### What you need to do
Retype the full set of records. Keep every character identical.

Records that describe figures:

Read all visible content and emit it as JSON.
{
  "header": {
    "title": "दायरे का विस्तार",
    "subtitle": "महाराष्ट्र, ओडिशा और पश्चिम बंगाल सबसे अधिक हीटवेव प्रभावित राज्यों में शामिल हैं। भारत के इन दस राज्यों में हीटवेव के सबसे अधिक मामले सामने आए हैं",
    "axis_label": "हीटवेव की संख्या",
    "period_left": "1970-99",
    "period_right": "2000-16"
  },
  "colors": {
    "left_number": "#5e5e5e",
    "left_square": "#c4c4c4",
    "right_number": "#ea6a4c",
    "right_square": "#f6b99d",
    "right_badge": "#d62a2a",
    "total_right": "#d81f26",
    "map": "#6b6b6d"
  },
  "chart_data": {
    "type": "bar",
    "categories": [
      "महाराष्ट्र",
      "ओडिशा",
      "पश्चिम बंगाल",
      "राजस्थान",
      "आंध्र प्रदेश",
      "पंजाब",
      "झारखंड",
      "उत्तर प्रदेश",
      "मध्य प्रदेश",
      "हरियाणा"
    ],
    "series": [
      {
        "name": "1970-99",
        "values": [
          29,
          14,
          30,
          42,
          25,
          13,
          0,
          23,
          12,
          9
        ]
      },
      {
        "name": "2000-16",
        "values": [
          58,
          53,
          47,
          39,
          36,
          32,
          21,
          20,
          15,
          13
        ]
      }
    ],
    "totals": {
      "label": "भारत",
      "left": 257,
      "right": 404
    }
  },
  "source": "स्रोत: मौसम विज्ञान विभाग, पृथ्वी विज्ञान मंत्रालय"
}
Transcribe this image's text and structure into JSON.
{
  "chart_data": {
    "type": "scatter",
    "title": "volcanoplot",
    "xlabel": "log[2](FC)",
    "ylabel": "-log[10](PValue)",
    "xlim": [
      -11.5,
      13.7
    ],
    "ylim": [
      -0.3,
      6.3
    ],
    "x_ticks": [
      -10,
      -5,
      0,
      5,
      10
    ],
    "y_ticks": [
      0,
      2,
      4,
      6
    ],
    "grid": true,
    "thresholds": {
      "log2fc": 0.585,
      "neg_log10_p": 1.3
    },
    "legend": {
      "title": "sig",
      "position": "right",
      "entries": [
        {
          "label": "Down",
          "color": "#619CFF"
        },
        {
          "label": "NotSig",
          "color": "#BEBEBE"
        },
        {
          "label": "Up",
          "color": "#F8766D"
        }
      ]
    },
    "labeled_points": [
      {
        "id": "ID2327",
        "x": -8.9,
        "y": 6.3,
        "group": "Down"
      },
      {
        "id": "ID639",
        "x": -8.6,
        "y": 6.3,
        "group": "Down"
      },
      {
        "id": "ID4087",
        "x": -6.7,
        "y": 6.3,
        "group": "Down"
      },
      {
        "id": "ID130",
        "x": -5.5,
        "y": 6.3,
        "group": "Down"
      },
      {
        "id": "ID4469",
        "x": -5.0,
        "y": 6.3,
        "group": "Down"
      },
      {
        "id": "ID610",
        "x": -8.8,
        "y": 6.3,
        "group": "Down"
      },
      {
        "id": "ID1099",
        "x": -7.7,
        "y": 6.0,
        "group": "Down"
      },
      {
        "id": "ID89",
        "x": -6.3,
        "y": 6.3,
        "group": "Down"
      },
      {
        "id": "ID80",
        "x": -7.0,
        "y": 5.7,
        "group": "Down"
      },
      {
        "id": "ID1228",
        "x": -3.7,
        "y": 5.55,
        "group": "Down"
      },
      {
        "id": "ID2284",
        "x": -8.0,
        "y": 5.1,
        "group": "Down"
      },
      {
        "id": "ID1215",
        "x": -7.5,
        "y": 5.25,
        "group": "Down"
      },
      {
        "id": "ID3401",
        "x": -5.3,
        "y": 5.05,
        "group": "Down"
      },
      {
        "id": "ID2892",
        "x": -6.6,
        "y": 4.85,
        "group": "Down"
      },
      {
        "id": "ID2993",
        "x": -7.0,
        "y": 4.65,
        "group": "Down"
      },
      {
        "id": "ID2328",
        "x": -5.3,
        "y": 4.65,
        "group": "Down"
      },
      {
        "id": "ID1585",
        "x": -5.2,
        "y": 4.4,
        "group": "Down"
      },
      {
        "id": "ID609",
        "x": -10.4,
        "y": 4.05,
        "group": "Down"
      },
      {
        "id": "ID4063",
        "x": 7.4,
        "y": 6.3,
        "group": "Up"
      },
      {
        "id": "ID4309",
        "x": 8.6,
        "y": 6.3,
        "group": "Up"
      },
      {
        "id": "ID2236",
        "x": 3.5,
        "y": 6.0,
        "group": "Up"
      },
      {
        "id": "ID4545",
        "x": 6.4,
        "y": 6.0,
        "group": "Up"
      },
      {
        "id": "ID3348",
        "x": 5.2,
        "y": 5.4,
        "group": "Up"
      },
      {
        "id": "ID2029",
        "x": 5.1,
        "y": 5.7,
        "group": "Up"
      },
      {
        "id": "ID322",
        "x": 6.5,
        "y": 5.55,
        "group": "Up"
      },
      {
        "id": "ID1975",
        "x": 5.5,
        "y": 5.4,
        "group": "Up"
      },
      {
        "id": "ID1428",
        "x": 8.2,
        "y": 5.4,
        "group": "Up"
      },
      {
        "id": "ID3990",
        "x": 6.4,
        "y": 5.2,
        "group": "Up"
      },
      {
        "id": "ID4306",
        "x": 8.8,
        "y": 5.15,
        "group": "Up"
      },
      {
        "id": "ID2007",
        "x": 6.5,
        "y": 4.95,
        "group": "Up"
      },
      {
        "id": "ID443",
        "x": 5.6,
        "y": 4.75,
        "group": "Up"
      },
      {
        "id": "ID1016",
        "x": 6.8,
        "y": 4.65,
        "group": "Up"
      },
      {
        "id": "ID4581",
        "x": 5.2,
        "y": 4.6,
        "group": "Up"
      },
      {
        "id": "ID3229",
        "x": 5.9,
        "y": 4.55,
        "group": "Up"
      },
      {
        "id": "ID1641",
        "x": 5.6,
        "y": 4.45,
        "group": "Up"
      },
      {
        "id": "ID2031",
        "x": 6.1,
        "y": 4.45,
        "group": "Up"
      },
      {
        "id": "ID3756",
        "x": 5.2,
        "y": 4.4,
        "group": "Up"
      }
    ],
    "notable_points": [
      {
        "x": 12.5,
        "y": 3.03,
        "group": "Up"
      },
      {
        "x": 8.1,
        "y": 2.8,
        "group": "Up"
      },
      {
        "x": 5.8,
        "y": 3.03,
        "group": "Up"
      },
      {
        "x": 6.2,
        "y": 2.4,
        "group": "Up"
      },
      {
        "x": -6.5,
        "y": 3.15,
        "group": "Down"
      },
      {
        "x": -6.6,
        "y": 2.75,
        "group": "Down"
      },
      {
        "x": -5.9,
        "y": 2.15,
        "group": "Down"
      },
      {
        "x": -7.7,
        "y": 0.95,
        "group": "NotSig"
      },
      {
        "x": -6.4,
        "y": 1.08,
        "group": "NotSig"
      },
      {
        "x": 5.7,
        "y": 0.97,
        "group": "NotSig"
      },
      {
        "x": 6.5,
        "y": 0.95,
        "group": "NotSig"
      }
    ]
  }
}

### Expected answer
Read all visible content and emit it as JSON.
{
  "header": {
    "title": "दायरे का विस्तार",
    "subtitle": "महाराष्ट्र, ओडिशा और पश्चिम बंगाल सबसे अधिक हीटवेव प्रभावित राज्यों में शामिल हैं। भारत के इन दस राज्यों में हीटवेव के सबसे अधिक मामले सामने आए हैं",
    "axis_label": "हीटवेव की संख्या",
    "period_left": "1970-99",
    "period_right": "2000-16"
  },
  "colors": {
    "left_number": "#5e5e5e",
    "left_square": "#c4c4c4",
    "right_number": "#ea6a4c",
    "right_square": "#f6b99d",
    "right_badge": "#d62a2a",
    "total_right": "#d81f26",
    "map": "#6b6b6d"
  },
  "chart_data": {
    "type": "bar",
    "categories": [
      "महाराष्ट्र",
      "ओडिशा",
      "पश्चिम बंगाल",
      "राजस्थान",
      "आंध्र प्रदेश",
      "पंजाब",
      "झारखंड",
      "उत्तर प्रदेश",
      "मध्य प्रदेश",
      "हरियाणा"
    ],
    "series": [
      {
        "name": "1970-99",
        "values": [
          29,
          14,
          30,
          42,
          25,
          13,
          0,
          23,
          12,
          9
        ]
      },
      {
        "name": "2000-16",
        "values": [
          58,
          53,
          47,
          39,
          36,
          32,
          21,
          20,
          15,
          13
        ]
      }
    ],
    "totals": {
      "label": "भारत",
      "left": 257,
      "right": 404
    }
  },
  "source": "स्रोत: मौसम विज्ञान विभाग, पृथ्वी विज्ञान मंत्रालय"
}
Transcribe this image's text and structure into JSON.
{
  "chart_data": {
    "type": "scatter",
    "title": "volcanoplot",
    "xlabel": "log[2](FC)",
    "ylabel": "-log[10](PValue)",
    "xlim": [
      -11.5,
      13.7
    ],
    "ylim": [
      -0.3,
      6.3
    ],
    "x_ticks": [
      -10,
      -5,
      0,
      5,
      10
    ],
    "y_ticks": [
      0,
      2,
      4,
      6
    ],
    "grid": true,
    "thresholds": {
      "log2fc": 0.585,
      "neg_log10_p": 1.3
    },
    "legend": {
      "title": "sig",
      "position": "right",
      "entries": [
        {
          "label": "Down",
          "color": "#619CFF"
        },
        {
          "label": "NotSig",
          "color": "#BEBEBE"
        },
        {
          "label": "Up",
          "color": "#F8766D"
        }
      ]
    },
    "labeled_points": [
      {
        "id": "ID2327",
        "x": -8.9,
        "y": 6.3,
        "group": "Down"
      },
      {
        "id": "ID639",
        "x": -8.6,
        "y": 6.3,
        "group": "Down"
      },
      {
        "id": "ID4087",
        "x": -6.7,
        "y": 6.3,
        "group": "Down"
      },
      {
        "id": "ID130",
        "x": -5.5,
        "y": 6.3,
        "group": "Down"
      },
      {
        "id": "ID4469",
        "x": -5.0,
        "y": 6.3,
        "group": "Down"
      },
      {
        "id": "ID610",
        "x": -8.8,
        "y": 6.3,
        "group": "Down"
      },
      {
        "id": "ID1099",
        "x": -7.7,
        "y": 6.0,
        "group": "Down"
      },
      {
        "id": "ID89",
        "x": -6.3,
        "y": 6.3,
        "group": "Down"
      },
      {
        "id": "ID80",
        "x": -7.0,
        "y": 5.7,
        "group": "Down"
      },
      {
        "id": "ID1228",
        "x": -3.7,
        "y": 5.55,
        "group": "Down"
      },
      {
        "id": "ID2284",
        "x": -8.0,
        "y": 5.1,
        "group": "Down"
      },
      {
        "id": "ID1215",
        "x": -7.5,
        "y": 5.25,
        "group": "Down"
      },
      {
        "id": "ID3401",
        "x": -5.3,
        "y": 5.05,
        "group": "Down"
      },
      {
        "id": "ID2892",
        "x": -6.6,
        "y": 4.85,
        "group": "Down"
      },
      {
        "id": "ID2993",
        "x": -7.0,
        "y": 4.65,
        "group": "Down"
      },
      {
        "id": "ID2328",
        "x": -5.3,
        "y": 4.65,
        "group": "Down"
      },
      {
        "id": "ID1585",
        "x": -5.2,
        "y": 4.4,
        "group": "Down"
      },
      {
        "id": "ID609",
        "x": -10.4,
        "y": 4.05,
        "group": "Down"
      },
      {
        "id": "ID4063",
        "x": 7.4,
        "y": 6.3,
        "group": "Up"
      },
      {
        "id": "ID4309",
        "x": 8.6,
        "y": 6.3,
        "group": "Up"
      },
      {
        "id": "ID2236",
        "x": 3.5,
        "y": 6.0,
        "group": "Up"
      },
      {
        "id": "ID4545",
        "x": 6.4,
        "y": 6.0,
        "group": "Up"
      },
      {
        "id": "ID3348",
        "x": 5.2,
        "y": 5.4,
        "group": "Up"
      },
      {
        "id": "ID2029",
        "x": 5.1,
        "y": 5.7,
        "group": "Up"
      },
      {
        "id": "ID322",
        "x": 6.5,
        "y": 5.55,
        "group": "Up"
      },
      {
        "id": "ID1975",
        "x": 5.5,
        "y": 5.4,
        "group": "Up"
      },
      {
        "id": "ID1428",
        "x": 8.2,
        "y": 5.4,
        "group": "Up"
      },
      {
        "id": "ID3990",
        "x": 6.4,
        "y": 5.2,
        "group": "Up"
      },
      {
        "id": "ID4306",
        "x": 8.8,
        "y": 5.15,
        "group": "Up"
      },
      {
        "id": "ID2007",
        "x": 6.5,
        "y": 4.95,
        "group": "Up"
      },
      {
        "id": "ID443",
        "x": 5.6,
        "y": 4.75,
        "group": "Up"
      },
      {
        "id": "ID1016",
        "x": 6.8,
        "y": 4.65,
        "group": "Up"
      },
      {
        "id": "ID4581",
        "x": 5.2,
        "y": 4.6,
        "group": "Up"
      },
      {
        "id": "ID3229",
        "x": 5.9,
        "y": 4.55,
        "group": "Up"
      },
      {
        "id": "ID1641",
        "x": 5.6,
        "y": 4.45,
        "group": "Up"
      },
      {
        "id": "ID2031",
        "x": 6.1,
        "y": 4.45,
        "group": "Up"
      },
      {
        "id": "ID3756",
        "x": 5.2,
        "y": 4.4,
        "group": "Up"
      }
    ],
    "notable_points": [
      {
        "x": 12.5,
        "y": 3.03,
        "group": "Up"
      },
      {
        "x": 8.1,
        "y": 2.8,
        "group": "Up"
      },
      {
        "x": 5.8,
        "y": 3.03,
        "group": "Up"
      },
      {
        "x": 6.2,
        "y": 2.4,
        "group": "Up"
      },
      {
        "x": -6.5,
        "y": 3.15,
        "group": "Down"
      },
      {
        "x": -6.6,
        "y": 2.75,
        "group": "Down"
      },
      {
        "x": -5.9,
        "y": 2.15,
        "group": "Down"
      },
      {
        "x": -7.7,
        "y": 0.95,
        "group": "NotSig"
      },
      {
        "x": -6.4,
        "y": 1.08,
        "group": "NotSig"
      },
      {
        "x": 5.7,
        "y": 0.97,
        "group": "NotSig"
      },
      {
        "x": 6.5,
        "y": 0.95,
        "group": "NotSig"
      }
    ]
  }
}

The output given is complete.